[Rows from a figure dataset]
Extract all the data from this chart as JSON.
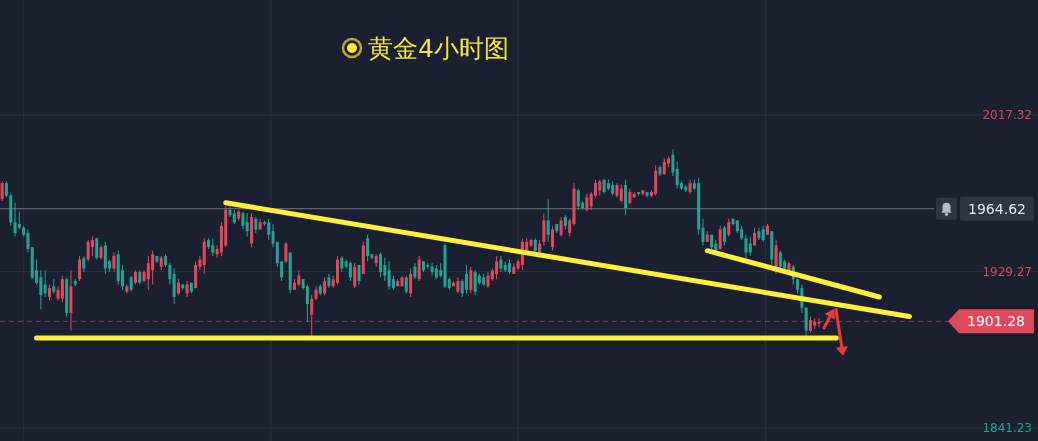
{
  "chart_data": {
    "type": "candlestick",
    "title": "黄金4小时图",
    "categories": [
      null,
      null,
      null,
      null,
      null,
      null,
      null,
      null,
      null,
      null,
      null,
      null,
      null,
      null,
      null,
      null,
      null,
      null,
      null,
      null,
      null,
      null,
      null,
      null,
      null,
      null,
      null,
      null,
      null,
      null,
      null,
      null,
      null,
      null,
      null,
      null,
      null,
      null,
      null,
      null,
      null,
      null,
      null,
      null,
      null,
      null,
      null,
      null,
      null,
      null,
      null,
      null,
      null,
      null,
      null,
      null,
      null,
      null,
      null,
      null,
      null,
      null,
      null,
      null,
      null,
      null,
      null,
      null,
      null,
      null,
      null,
      null,
      null,
      null,
      null,
      null,
      null,
      null,
      null,
      null,
      null,
      null,
      null,
      null,
      null,
      null,
      null,
      null,
      null,
      null,
      null,
      null,
      null,
      null,
      null,
      null,
      null,
      null,
      null,
      null,
      null,
      null,
      null,
      null,
      null,
      null,
      null,
      null,
      null,
      null,
      null,
      null,
      null,
      null,
      null,
      null,
      null,
      null,
      null,
      null,
      null,
      null,
      null,
      null,
      null,
      null,
      null,
      null,
      null,
      null,
      null,
      null,
      null,
      null,
      null,
      null,
      null,
      null,
      null,
      null,
      null,
      null,
      null,
      null,
      null,
      null,
      null,
      null,
      null,
      null,
      null,
      null,
      null,
      null,
      null,
      null,
      null,
      null,
      null,
      null,
      null,
      null,
      null,
      null,
      null,
      null,
      null,
      null,
      null,
      null,
      null,
      null,
      null,
      null,
      null,
      null,
      null,
      null,
      null,
      null,
      null,
      null,
      null,
      null,
      null,
      null,
      null,
      null,
      null,
      null,
      null,
      null,
      null,
      null,
      null,
      null,
      null,
      null,
      null,
      null,
      null,
      null,
      null,
      null,
      null,
      null,
      null,
      null,
      null,
      null,
      null,
      null,
      null,
      null,
      null,
      null,
      null
    ],
    "ohlc": [
      [
        1970,
        1980,
        1969,
        1979
      ],
      [
        1979,
        1980,
        1971,
        1972
      ],
      [
        1972,
        1973,
        1955,
        1957
      ],
      [
        1957,
        1968,
        1949,
        1951
      ],
      [
        1956,
        1963,
        1953,
        1954
      ],
      [
        1954,
        1955,
        1949,
        1950
      ],
      [
        1951,
        1953,
        1940,
        1942
      ],
      [
        1943,
        1943,
        1925,
        1926
      ],
      [
        1930,
        1936,
        1922,
        1923
      ],
      [
        1926,
        1930,
        1908,
        1916
      ],
      [
        1922,
        1930,
        1915,
        1917
      ],
      [
        1915,
        1922,
        1913,
        1920
      ],
      [
        1921,
        1925,
        1917,
        1918
      ],
      [
        1914,
        1921,
        1913,
        1919
      ],
      [
        1914,
        1927,
        1912,
        1925
      ],
      [
        1925,
        1926,
        1904,
        1906
      ],
      [
        1906,
        1930,
        1896,
        1921
      ],
      [
        1924,
        1925,
        1921,
        1922
      ],
      [
        1925,
        1938,
        1924,
        1936
      ],
      [
        1937,
        1938,
        1929,
        1931
      ],
      [
        1936,
        1947,
        1935,
        1946
      ],
      [
        1943,
        1949,
        1938,
        1947
      ],
      [
        1948,
        1948,
        1936,
        1937
      ],
      [
        1937,
        1944,
        1936,
        1943
      ],
      [
        1944,
        1946,
        1928,
        1931
      ],
      [
        1935,
        1936,
        1929,
        1931
      ],
      [
        1931,
        1940,
        1929,
        1938
      ],
      [
        1939,
        1941,
        1922,
        1924
      ],
      [
        1930,
        1933,
        1919,
        1921
      ],
      [
        1918,
        1922,
        1917,
        1921
      ],
      [
        1926,
        1927,
        1918,
        1919
      ],
      [
        1923,
        1930,
        1922,
        1929
      ],
      [
        1929,
        1930,
        1922,
        1923
      ],
      [
        1924,
        1930,
        1923,
        1929
      ],
      [
        1925,
        1938,
        1919,
        1934
      ],
      [
        1930,
        1941,
        1922,
        1939
      ],
      [
        1938,
        1938,
        1934,
        1935
      ],
      [
        1932,
        1938,
        1930,
        1937
      ],
      [
        1938,
        1939,
        1932,
        1933
      ],
      [
        1933,
        1934,
        1922,
        1925
      ],
      [
        1928,
        1931,
        1911,
        1915
      ],
      [
        1917,
        1925,
        1916,
        1923
      ],
      [
        1922,
        1922,
        1919,
        1920
      ],
      [
        1917,
        1924,
        1915,
        1922
      ],
      [
        1923,
        1923,
        1917,
        1918
      ],
      [
        1920,
        1935,
        1920,
        1933
      ],
      [
        1932,
        1938,
        1930,
        1936
      ],
      [
        1933,
        1948,
        1928,
        1946
      ],
      [
        1947,
        1948,
        1942,
        1943
      ],
      [
        1944,
        1948,
        1938,
        1940
      ],
      [
        1939,
        1944,
        1937,
        1942
      ],
      [
        1940,
        1957,
        1938,
        1955
      ],
      [
        1944,
        1966,
        1943,
        1964
      ],
      [
        1964,
        1966,
        1960,
        1961
      ],
      [
        1962,
        1964,
        1956,
        1957
      ],
      [
        1959,
        1964,
        1958,
        1963
      ],
      [
        1962,
        1963,
        1953,
        1955
      ],
      [
        1957,
        1962,
        1949,
        1952
      ],
      [
        1945,
        1962,
        1943,
        1960
      ],
      [
        1959,
        1960,
        1951,
        1953
      ],
      [
        1953,
        1959,
        1953,
        1957
      ],
      [
        1957,
        1958,
        1955,
        1956
      ],
      [
        1957,
        1959,
        1947,
        1950
      ],
      [
        1952,
        1956,
        1943,
        1945
      ],
      [
        1946,
        1946,
        1932,
        1934
      ],
      [
        1935,
        1935,
        1924,
        1926
      ],
      [
        1935,
        1946,
        1934,
        1945
      ],
      [
        1940,
        1940,
        1917,
        1919
      ],
      [
        1919,
        1925,
        1919,
        1923
      ],
      [
        1922,
        1930,
        1921,
        1927
      ],
      [
        1925,
        1925,
        1919,
        1920
      ],
      [
        1921,
        1922,
        1901,
        1911
      ],
      [
        1905,
        1916,
        1893,
        1914
      ],
      [
        1914,
        1921,
        1913,
        1919
      ],
      [
        1921,
        1922,
        1916,
        1917
      ],
      [
        1917,
        1926,
        1916,
        1924
      ],
      [
        1926,
        1928,
        1920,
        1921
      ],
      [
        1921,
        1927,
        1920,
        1925
      ],
      [
        1923,
        1938,
        1922,
        1936
      ],
      [
        1937,
        1938,
        1929,
        1931
      ],
      [
        1935,
        1936,
        1931,
        1932
      ],
      [
        1934,
        1935,
        1924,
        1926
      ],
      [
        1921,
        1934,
        1920,
        1932
      ],
      [
        1933,
        1933,
        1922,
        1924
      ],
      [
        1928,
        1946,
        1928,
        1944
      ],
      [
        1948,
        1950,
        1935,
        1938
      ],
      [
        1939,
        1939,
        1936,
        1937
      ],
      [
        1934,
        1939,
        1932,
        1938
      ],
      [
        1939,
        1940,
        1926,
        1929
      ],
      [
        1933,
        1937,
        1924,
        1927
      ],
      [
        1930,
        1935,
        1919,
        1921
      ],
      [
        1925,
        1927,
        1919,
        1920
      ],
      [
        1921,
        1925,
        1921,
        1924
      ],
      [
        1921,
        1927,
        1921,
        1926
      ],
      [
        1926,
        1927,
        1917,
        1918
      ],
      [
        1917,
        1931,
        1915,
        1928
      ],
      [
        1932,
        1934,
        1925,
        1926
      ],
      [
        1925,
        1938,
        1924,
        1936
      ],
      [
        1935,
        1935,
        1929,
        1930
      ],
      [
        1933,
        1934,
        1931,
        1932
      ],
      [
        1932,
        1934,
        1927,
        1929
      ],
      [
        1931,
        1933,
        1925,
        1926
      ],
      [
        1930,
        1934,
        1926,
        1927
      ],
      [
        1944,
        1945,
        1920,
        1921
      ],
      [
        1925,
        1926,
        1919,
        1920
      ],
      [
        1921,
        1924,
        1921,
        1923
      ],
      [
        1918,
        1926,
        1917,
        1924
      ],
      [
        1924,
        1925,
        1915,
        1917
      ],
      [
        1928,
        1933,
        1917,
        1919
      ],
      [
        1919,
        1932,
        1917,
        1930
      ],
      [
        1929,
        1930,
        1916,
        1918
      ],
      [
        1927,
        1928,
        1922,
        1923
      ],
      [
        1926,
        1928,
        1921,
        1922
      ],
      [
        1921,
        1929,
        1920,
        1927
      ],
      [
        1925,
        1931,
        1924,
        1930
      ],
      [
        1928,
        1938,
        1925,
        1935
      ],
      [
        1936,
        1938,
        1929,
        1931
      ],
      [
        1933,
        1935,
        1929,
        1930
      ],
      [
        1934,
        1936,
        1928,
        1929
      ],
      [
        1928,
        1934,
        1928,
        1932
      ],
      [
        1931,
        1936,
        1930,
        1935
      ],
      [
        1933,
        1948,
        1930,
        1946
      ],
      [
        1941,
        1948,
        1940,
        1946
      ],
      [
        1944,
        1948,
        1943,
        1947
      ],
      [
        1947,
        1948,
        1940,
        1941
      ],
      [
        1940,
        1947,
        1939,
        1945
      ],
      [
        1946,
        1962,
        1944,
        1958
      ],
      [
        1958,
        1970,
        1946,
        1950
      ],
      [
        1943,
        1955,
        1941,
        1953
      ],
      [
        1956,
        1956,
        1951,
        1952
      ],
      [
        1950,
        1960,
        1949,
        1958
      ],
      [
        1960,
        1961,
        1953,
        1955
      ],
      [
        1951,
        1959,
        1949,
        1958
      ],
      [
        1956,
        1979,
        1955,
        1976
      ],
      [
        1975,
        1976,
        1964,
        1966
      ],
      [
        1968,
        1969,
        1964,
        1965
      ],
      [
        1964,
        1973,
        1963,
        1971
      ],
      [
        1966,
        1974,
        1964,
        1973
      ],
      [
        1972,
        1981,
        1971,
        1979
      ],
      [
        1975,
        1981,
        1972,
        1980
      ],
      [
        1981,
        1981,
        1973,
        1974
      ],
      [
        1979,
        1981,
        1975,
        1976
      ],
      [
        1978,
        1980,
        1972,
        1973
      ],
      [
        1972,
        1979,
        1971,
        1978
      ],
      [
        1969,
        1978,
        1968,
        1976
      ],
      [
        1978,
        1981,
        1961,
        1965
      ],
      [
        1968,
        1976,
        1967,
        1974
      ],
      [
        1971,
        1974,
        1971,
        1973
      ],
      [
        1974,
        1974,
        1972,
        1973
      ],
      [
        1973,
        1975,
        1972,
        1975
      ],
      [
        1974,
        1974,
        1971,
        1972
      ],
      [
        1972,
        1975,
        1971,
        1974
      ],
      [
        1973,
        1989,
        1972,
        1986
      ],
      [
        1988,
        1989,
        1983,
        1984
      ],
      [
        1984,
        1993,
        1984,
        1991
      ],
      [
        1990,
        1994,
        1988,
        1993
      ],
      [
        1995,
        1998,
        1983,
        1985
      ],
      [
        1987,
        1991,
        1976,
        1978
      ],
      [
        1979,
        1980,
        1975,
        1976
      ],
      [
        1977,
        1978,
        1974,
        1975
      ],
      [
        1974,
        1981,
        1973,
        1979
      ],
      [
        1979,
        1981,
        1975,
        1976
      ],
      [
        1979,
        1982,
        1950,
        1953
      ],
      [
        1954,
        1959,
        1944,
        1946
      ],
      [
        1946,
        1952,
        1946,
        1950
      ],
      [
        1950,
        1950,
        1942,
        1943
      ],
      [
        1945,
        1947,
        1940,
        1941
      ],
      [
        1942,
        1955,
        1942,
        1953
      ],
      [
        1954,
        1955,
        1944,
        1946
      ],
      [
        1950,
        1959,
        1949,
        1957
      ],
      [
        1959,
        1959,
        1955,
        1956
      ],
      [
        1958,
        1958,
        1951,
        1952
      ],
      [
        1953,
        1955,
        1947,
        1948
      ],
      [
        1948,
        1950,
        1937,
        1940
      ],
      [
        1945,
        1949,
        1938,
        1940
      ],
      [
        1944,
        1954,
        1944,
        1951
      ],
      [
        1952,
        1954,
        1947,
        1948
      ],
      [
        1953,
        1955,
        1946,
        1947
      ],
      [
        1950,
        1956,
        1950,
        1955
      ],
      [
        1952,
        1952,
        1933,
        1936
      ],
      [
        1932,
        1947,
        1928,
        1944
      ],
      [
        1940,
        1941,
        1930,
        1932
      ],
      [
        1935,
        1936,
        1930,
        1931
      ],
      [
        1930,
        1935,
        1930,
        1934
      ],
      [
        1932,
        1933,
        1922,
        1925
      ],
      [
        1925,
        1925,
        1917,
        1919
      ],
      [
        1920,
        1922,
        1906,
        1909
      ],
      [
        1909,
        1909,
        1893,
        1896
      ],
      [
        1896,
        1904,
        1895,
        1902
      ],
      [
        1899,
        1903,
        1897,
        1901
      ],
      [
        1900,
        1903,
        1898,
        1901
      ],
      null,
      null,
      null,
      null,
      null,
      null,
      null,
      null,
      null,
      null,
      null,
      null,
      null,
      null,
      null,
      null,
      null,
      null,
      null,
      null,
      null,
      null,
      null,
      null,
      null,
      null
    ],
    "series": [
      {
        "type": "line",
        "color": "#fff03a",
        "values": [
          null,
          null,
          null,
          null,
          null,
          null,
          null,
          null,
          null,
          null,
          null,
          null,
          null,
          null,
          null,
          null,
          null,
          null,
          null,
          null,
          null,
          null,
          null,
          null,
          null,
          null,
          null,
          null,
          null,
          null,
          null,
          null,
          null,
          null,
          null,
          null,
          null,
          null,
          null,
          null,
          null,
          null,
          null,
          null,
          null,
          null,
          null,
          null,
          null,
          null,
          null,
          null,
          1968,
          null,
          null,
          null,
          null,
          null,
          null,
          null,
          null,
          null,
          null,
          null,
          null,
          null,
          null,
          null,
          null,
          null,
          null,
          null,
          null,
          null,
          null,
          null,
          null,
          null,
          null,
          null,
          null,
          null,
          null,
          null,
          null,
          null,
          null,
          null,
          null,
          null,
          null,
          null,
          null,
          null,
          null,
          null,
          null,
          null,
          null,
          null,
          null,
          null,
          null,
          null,
          null,
          null,
          null,
          null,
          null,
          null,
          null,
          null,
          null,
          null,
          null,
          null,
          null,
          null,
          null,
          null,
          null,
          null,
          null,
          null,
          null,
          null,
          null,
          null,
          null,
          null,
          null,
          null,
          null,
          null,
          null,
          null,
          null,
          null,
          null,
          null,
          null,
          null,
          null,
          null,
          null,
          null,
          null,
          null,
          null,
          null,
          null,
          null,
          null,
          null,
          null,
          null,
          null,
          null,
          null,
          null,
          null,
          null,
          null,
          null,
          null,
          null,
          null,
          null,
          null,
          null,
          null,
          null,
          null,
          null,
          null,
          null,
          null,
          null,
          null,
          null,
          null,
          null,
          null,
          null,
          null,
          null,
          null,
          null,
          null,
          null,
          null,
          null,
          null,
          null,
          null,
          null,
          null,
          null,
          null,
          null,
          null,
          null,
          null,
          null,
          null,
          null,
          null,
          null,
          null,
          null,
          null,
          1904,
          null,
          null,
          null,
          null,
          null
        ]
      },
      {
        "type": "line",
        "color": "#fff03a",
        "values": [
          null,
          null,
          null,
          null,
          null,
          null,
          null,
          null,
          null,
          null,
          null,
          null,
          null,
          null,
          null,
          null,
          null,
          null,
          null,
          null,
          null,
          null,
          null,
          null,
          null,
          null,
          null,
          null,
          null,
          null,
          null,
          null,
          null,
          null,
          null,
          null,
          null,
          null,
          null,
          null,
          null,
          null,
          null,
          null,
          null,
          null,
          null,
          null,
          null,
          null,
          null,
          null,
          null,
          null,
          null,
          null,
          null,
          null,
          null,
          null,
          null,
          null,
          null,
          null,
          null,
          null,
          null,
          null,
          null,
          null,
          null,
          null,
          null,
          null,
          null,
          null,
          null,
          null,
          null,
          null,
          null,
          null,
          null,
          null,
          null,
          null,
          null,
          null,
          null,
          null,
          null,
          null,
          null,
          null,
          null,
          null,
          null,
          null,
          null,
          null,
          null,
          null,
          null,
          null,
          null,
          null,
          null,
          null,
          null,
          null,
          null,
          null,
          null,
          null,
          null,
          null,
          null,
          null,
          null,
          null,
          null,
          null,
          null,
          null,
          null,
          null,
          null,
          null,
          null,
          null,
          null,
          null,
          null,
          null,
          null,
          null,
          null,
          null,
          null,
          null,
          null,
          null,
          null,
          null,
          null,
          null,
          null,
          null,
          null,
          null,
          null,
          null,
          null,
          null,
          null,
          null,
          null,
          null,
          null,
          null,
          null,
          null,
          null,
          null,
          1941,
          null,
          null,
          null,
          null,
          null,
          null,
          null,
          null,
          null,
          null,
          null,
          null,
          null,
          null,
          null,
          null,
          null,
          null,
          null,
          null,
          null,
          null,
          null,
          null,
          null,
          null,
          null,
          null,
          null,
          null,
          null,
          null,
          null,
          null,
          null,
          null,
          null,
          null,
          null,
          1915,
          null,
          null,
          null,
          null,
          null,
          null,
          null,
          null,
          null,
          null,
          null,
          null
        ]
      },
      {
        "type": "line",
        "color": "#fff03a",
        "values": [
          null,
          null,
          null,
          null,
          null,
          null,
          null,
          null,
          1892,
          null,
          null,
          null,
          null,
          null,
          null,
          null,
          null,
          null,
          null,
          null,
          null,
          null,
          null,
          null,
          null,
          null,
          null,
          null,
          null,
          null,
          null,
          null,
          null,
          null,
          null,
          null,
          null,
          null,
          null,
          null,
          null,
          null,
          null,
          null,
          null,
          null,
          null,
          null,
          null,
          null,
          null,
          null,
          null,
          null,
          null,
          null,
          null,
          null,
          null,
          null,
          null,
          null,
          null,
          null,
          null,
          null,
          null,
          null,
          null,
          null,
          null,
          null,
          null,
          null,
          null,
          null,
          null,
          null,
          null,
          null,
          null,
          null,
          null,
          null,
          null,
          null,
          null,
          null,
          null,
          null,
          null,
          null,
          null,
          null,
          null,
          null,
          null,
          null,
          null,
          null,
          null,
          null,
          null,
          null,
          null,
          null,
          null,
          null,
          null,
          null,
          null,
          null,
          null,
          null,
          null,
          null,
          null,
          null,
          null,
          null,
          null,
          null,
          null,
          null,
          null,
          null,
          null,
          null,
          null,
          null,
          null,
          null,
          null,
          null,
          null,
          null,
          null,
          null,
          null,
          null,
          null,
          null,
          null,
          null,
          null,
          null,
          null,
          null,
          null,
          null,
          null,
          null,
          null,
          null,
          null,
          null,
          null,
          null,
          null,
          null,
          null,
          null,
          null,
          null,
          null,
          null,
          null,
          null,
          null,
          null,
          null,
          null,
          null,
          null,
          null,
          null,
          null,
          null,
          null,
          null,
          null,
          null,
          null,
          null,
          null,
          null,
          null,
          null,
          null,
          null,
          null,
          null,
          null,
          null,
          1892,
          null,
          null,
          null,
          null,
          null,
          null,
          null,
          null,
          null,
          null,
          null,
          null,
          null,
          null,
          null,
          null,
          null,
          null,
          null,
          null,
          null,
          null
        ]
      }
    ],
    "ylim": [
      1834,
      2082
    ],
    "yticks": [
      2017.32,
      1929.27,
      1841.23
    ],
    "tick_labels": "y",
    "grid": true,
    "ref_lines": [
      {
        "axis": "y",
        "value": 1964.62,
        "label": "1964.62",
        "color": "#6f7482",
        "line_style": "solid"
      },
      {
        "axis": "y",
        "value": 1901.28,
        "label": "1901.28",
        "color": "#e0485c",
        "line_style": "dashed"
      }
    ]
  }
}
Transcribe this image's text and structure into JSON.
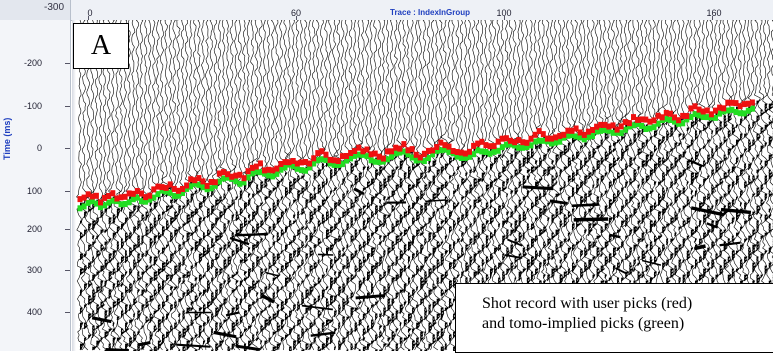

## Set exercise:
In the entries above, identify each line that includes the string "this", then copy it.

## Answer below:
Extract all the data from this chart as JSON.
Transcribe this image's text and structure into JSON.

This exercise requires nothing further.